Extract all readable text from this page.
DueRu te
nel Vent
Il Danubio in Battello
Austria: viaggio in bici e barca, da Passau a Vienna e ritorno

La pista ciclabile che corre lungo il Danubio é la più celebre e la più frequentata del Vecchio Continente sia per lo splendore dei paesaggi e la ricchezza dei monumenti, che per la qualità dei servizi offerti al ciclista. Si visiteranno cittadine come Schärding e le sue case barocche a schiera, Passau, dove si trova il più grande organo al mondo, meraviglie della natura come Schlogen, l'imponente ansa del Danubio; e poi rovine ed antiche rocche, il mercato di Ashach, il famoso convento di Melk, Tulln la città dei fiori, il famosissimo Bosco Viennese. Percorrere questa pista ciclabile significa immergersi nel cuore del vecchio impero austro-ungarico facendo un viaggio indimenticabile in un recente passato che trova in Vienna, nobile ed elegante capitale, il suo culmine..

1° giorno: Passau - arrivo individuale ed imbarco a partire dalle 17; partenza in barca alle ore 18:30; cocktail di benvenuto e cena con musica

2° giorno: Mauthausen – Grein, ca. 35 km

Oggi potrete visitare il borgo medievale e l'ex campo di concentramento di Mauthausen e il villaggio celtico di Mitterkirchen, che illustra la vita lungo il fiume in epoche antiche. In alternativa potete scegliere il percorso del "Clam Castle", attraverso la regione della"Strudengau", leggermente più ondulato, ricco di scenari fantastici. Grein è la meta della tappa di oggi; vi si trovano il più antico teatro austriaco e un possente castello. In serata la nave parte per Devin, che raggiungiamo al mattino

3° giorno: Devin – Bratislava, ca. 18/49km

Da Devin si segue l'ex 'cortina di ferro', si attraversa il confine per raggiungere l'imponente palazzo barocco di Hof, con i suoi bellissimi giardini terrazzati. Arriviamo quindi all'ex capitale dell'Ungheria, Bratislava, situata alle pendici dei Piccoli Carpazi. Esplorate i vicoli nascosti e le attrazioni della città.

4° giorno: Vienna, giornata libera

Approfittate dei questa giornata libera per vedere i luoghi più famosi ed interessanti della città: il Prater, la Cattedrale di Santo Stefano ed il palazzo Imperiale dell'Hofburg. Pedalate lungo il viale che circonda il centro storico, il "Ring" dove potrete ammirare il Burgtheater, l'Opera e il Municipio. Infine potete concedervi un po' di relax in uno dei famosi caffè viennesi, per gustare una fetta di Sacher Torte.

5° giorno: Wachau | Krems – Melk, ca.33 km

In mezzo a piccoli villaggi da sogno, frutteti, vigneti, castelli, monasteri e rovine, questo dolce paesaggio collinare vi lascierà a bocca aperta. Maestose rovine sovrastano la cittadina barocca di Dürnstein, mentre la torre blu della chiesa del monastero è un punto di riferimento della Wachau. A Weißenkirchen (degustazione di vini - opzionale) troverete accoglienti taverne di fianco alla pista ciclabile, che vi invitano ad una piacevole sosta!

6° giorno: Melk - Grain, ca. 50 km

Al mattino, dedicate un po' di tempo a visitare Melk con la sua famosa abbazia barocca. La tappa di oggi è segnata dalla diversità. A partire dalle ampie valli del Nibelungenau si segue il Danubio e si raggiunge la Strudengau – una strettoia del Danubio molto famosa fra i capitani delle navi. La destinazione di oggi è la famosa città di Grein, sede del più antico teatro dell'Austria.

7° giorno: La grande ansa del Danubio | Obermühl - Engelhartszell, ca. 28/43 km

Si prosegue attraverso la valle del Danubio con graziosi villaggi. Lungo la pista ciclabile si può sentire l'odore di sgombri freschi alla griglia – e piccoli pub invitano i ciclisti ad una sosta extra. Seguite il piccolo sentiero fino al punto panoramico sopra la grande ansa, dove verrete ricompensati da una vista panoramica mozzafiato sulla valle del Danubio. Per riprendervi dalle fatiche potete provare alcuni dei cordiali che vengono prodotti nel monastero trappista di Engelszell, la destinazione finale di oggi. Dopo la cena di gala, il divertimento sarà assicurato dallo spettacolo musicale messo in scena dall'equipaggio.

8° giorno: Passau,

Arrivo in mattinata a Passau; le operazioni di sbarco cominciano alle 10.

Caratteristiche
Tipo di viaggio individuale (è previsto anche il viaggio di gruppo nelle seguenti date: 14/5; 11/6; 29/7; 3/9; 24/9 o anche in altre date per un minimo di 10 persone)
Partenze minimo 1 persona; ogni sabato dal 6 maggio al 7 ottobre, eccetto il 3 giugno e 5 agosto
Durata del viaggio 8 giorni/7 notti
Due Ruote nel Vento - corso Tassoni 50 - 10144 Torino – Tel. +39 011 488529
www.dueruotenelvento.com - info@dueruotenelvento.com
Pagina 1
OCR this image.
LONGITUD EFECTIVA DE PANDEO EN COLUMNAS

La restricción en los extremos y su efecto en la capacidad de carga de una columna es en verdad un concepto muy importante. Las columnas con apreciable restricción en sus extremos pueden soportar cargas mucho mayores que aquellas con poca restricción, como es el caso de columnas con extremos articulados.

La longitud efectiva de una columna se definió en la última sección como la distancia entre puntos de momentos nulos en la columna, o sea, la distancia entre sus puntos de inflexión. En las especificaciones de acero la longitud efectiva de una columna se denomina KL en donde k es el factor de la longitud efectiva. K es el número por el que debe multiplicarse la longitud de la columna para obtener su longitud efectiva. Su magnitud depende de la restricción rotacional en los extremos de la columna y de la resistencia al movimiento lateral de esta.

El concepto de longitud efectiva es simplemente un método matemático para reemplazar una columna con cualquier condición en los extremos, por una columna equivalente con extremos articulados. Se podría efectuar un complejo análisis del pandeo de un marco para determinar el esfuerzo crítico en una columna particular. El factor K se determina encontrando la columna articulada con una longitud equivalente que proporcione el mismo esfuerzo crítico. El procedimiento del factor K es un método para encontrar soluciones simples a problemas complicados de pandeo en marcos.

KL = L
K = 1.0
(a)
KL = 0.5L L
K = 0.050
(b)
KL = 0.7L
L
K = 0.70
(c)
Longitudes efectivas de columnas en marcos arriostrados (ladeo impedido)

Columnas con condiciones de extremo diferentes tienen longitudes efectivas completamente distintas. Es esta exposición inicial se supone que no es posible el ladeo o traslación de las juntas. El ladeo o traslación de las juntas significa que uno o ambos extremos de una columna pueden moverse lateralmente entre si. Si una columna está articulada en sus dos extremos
━━━━━━━━━━
EXERCISE TASK
Every line of the data above should be copied exactly.

OUTPUT BELOW
Extract all readable text from this page.
DueRu te
nel Vent
Il Danubio in Battello
Austria: viaggio in bici e barca, da Passau a Vienna e ritorno

La pista ciclabile che corre lungo il Danubio é la più celebre e la più frequentata del Vecchio Continente sia per lo splendore dei paesaggi e la ricchezza dei monumenti, che per la qualità dei servizi offerti al ciclista. Si visiteranno cittadine come Schärding e le sue case barocche a schiera, Passau, dove si trova il più grande organo al mondo, meraviglie della natura come Schlogen, l'imponente ansa del Danubio; e poi rovine ed antiche rocche, il mercato di Ashach, il famoso convento di Melk, Tulln la città dei fiori, il famosissimo Bosco Viennese. Percorrere questa pista ciclabile significa immergersi nel cuore del vecchio impero austro-ungarico facendo un viaggio indimenticabile in un recente passato che trova in Vienna, nobile ed elegante capitale, il suo culmine..

1° giorno: Passau - arrivo individuale ed imbarco a partire dalle 17; partenza in barca alle ore 18:30; cocktail di benvenuto e cena con musica

2° giorno: Mauthausen – Grein, ca. 35 km

Oggi potrete visitare il borgo medievale e l'ex campo di concentramento di Mauthausen e il villaggio celtico di Mitterkirchen, che illustra la vita lungo il fiume in epoche antiche. In alternativa potete scegliere il percorso del "Clam Castle", attraverso la regione della"Strudengau", leggermente più ondulato, ricco di scenari fantastici. Grein è la meta della tappa di oggi; vi si trovano il più antico teatro austriaco e un possente castello. In serata la nave parte per Devin, che raggiungiamo al mattino

3° giorno: Devin – Bratislava, ca. 18/49km

Da Devin si segue l'ex 'cortina di ferro', si attraversa il confine per raggiungere l'imponente palazzo barocco di Hof, con i suoi bellissimi giardini terrazzati. Arriviamo quindi all'ex capitale dell'Ungheria, Bratislava, situata alle pendici dei Piccoli Carpazi. Esplorate i vicoli nascosti e le attrazioni della città.

4° giorno: Vienna, giornata libera

Approfittate dei questa giornata libera per vedere i luoghi più famosi ed interessanti della città: il Prater, la Cattedrale di Santo Stefano ed il palazzo Imperiale dell'Hofburg. Pedalate lungo il viale che circonda il centro storico, il "Ring" dove potrete ammirare il Burgtheater, l'Opera e il Municipio. Infine potete concedervi un po' di relax in uno dei famosi caffè viennesi, per gustare una fetta di Sacher Torte.

5° giorno: Wachau | Krems – Melk, ca.33 km

In mezzo a piccoli villaggi da sogno, frutteti, vigneti, castelli, monasteri e rovine, questo dolce paesaggio collinare vi lascierà a bocca aperta. Maestose rovine sovrastano la cittadina barocca di Dürnstein, mentre la torre blu della chiesa del monastero è un punto di riferimento della Wachau. A Weißenkirchen (degustazione di vini - opzionale) troverete accoglienti taverne di fianco alla pista ciclabile, che vi invitano ad una piacevole sosta!

6° giorno: Melk - Grain, ca. 50 km

Al mattino, dedicate un po' di tempo a visitare Melk con la sua famosa abbazia barocca. La tappa di oggi è segnata dalla diversità. A partire dalle ampie valli del Nibelungenau si segue il Danubio e si raggiunge la Strudengau – una strettoia del Danubio molto famosa fra i capitani delle navi. La destinazione di oggi è la famosa città di Grein, sede del più antico teatro dell'Austria.

7° giorno: La grande ansa del Danubio | Obermühl - Engelhartszell, ca. 28/43 km

Si prosegue attraverso la valle del Danubio con graziosi villaggi. Lungo la pista ciclabile si può sentire l'odore di sgombri freschi alla griglia – e piccoli pub invitano i ciclisti ad una sosta extra. Seguite il piccolo sentiero fino al punto panoramico sopra la grande ansa, dove verrete ricompensati da una vista panoramica mozzafiato sulla valle del Danubio. Per riprendervi dalle fatiche potete provare alcuni dei cordiali che vengono prodotti nel monastero trappista di Engelszell, la destinazione finale di oggi. Dopo la cena di gala, il divertimento sarà assicurato dallo spettacolo musicale messo in scena dall'equipaggio.

8° giorno: Passau,

Arrivo in mattinata a Passau; le operazioni di sbarco cominciano alle 10.

Caratteristiche
Tipo di viaggio individuale (è previsto anche il viaggio di gruppo nelle seguenti date: 14/5; 11/6; 29/7; 3/9; 24/9 o anche in altre date per un minimo di 10 persone)
Partenze minimo 1 persona; ogni sabato dal 6 maggio al 7 ottobre, eccetto il 3 giugno e 5 agosto
Durata del viaggio 8 giorni/7 notti
Due Ruote nel Vento - corso Tassoni 50 - 10144 Torino – Tel. +39 011 488529
www.dueruotenelvento.com - info@dueruotenelvento.com
Pagina 1
OCR this image.
LONGITUD EFECTIVA DE PANDEO EN COLUMNAS

La restricción en los extremos y su efecto en la capacidad de carga de una columna es en verdad un concepto muy importante. Las columnas con apreciable restricción en sus extremos pueden soportar cargas mucho mayores que aquellas con poca restricción, como es el caso de columnas con extremos articulados.

La longitud efectiva de una columna se definió en la última sección como la distancia entre puntos de momentos nulos en la columna, o sea, la distancia entre sus puntos de inflexión. En las especificaciones de acero la longitud efectiva de una columna se denomina KL en donde k es el factor de la longitud efectiva. K es el número por el que debe multiplicarse la longitud de la columna para obtener su longitud efectiva. Su magnitud depende de la restricción rotacional en los extremos de la columna y de la resistencia al movimiento lateral de esta.

El concepto de longitud efectiva es simplemente un método matemático para reemplazar una columna con cualquier condición en los extremos, por una columna equivalente con extremos articulados. Se podría efectuar un complejo análisis del pandeo de un marco para determinar el esfuerzo crítico en una columna particular. El factor K se determina encontrando la columna articulada con una longitud equivalente que proporcione el mismo esfuerzo crítico. El procedimiento del factor K es un método para encontrar soluciones simples a problemas complicados de pandeo en marcos.

KL = L
K = 1.0
(a)
KL = 0.5L L
K = 0.050
(b)
KL = 0.7L
L
K = 0.70
(c)
Longitudes efectivas de columnas en marcos arriostrados (ladeo impedido)

Columnas con condiciones de extremo diferentes tienen longitudes efectivas completamente distintas. Es esta exposición inicial se supone que no es posible el ladeo o traslación de las juntas. El ladeo o traslación de las juntas significa que uno o ambos extremos de una columna pueden moverse lateralmente entre si. Si una columna está articulada en sus dos extremos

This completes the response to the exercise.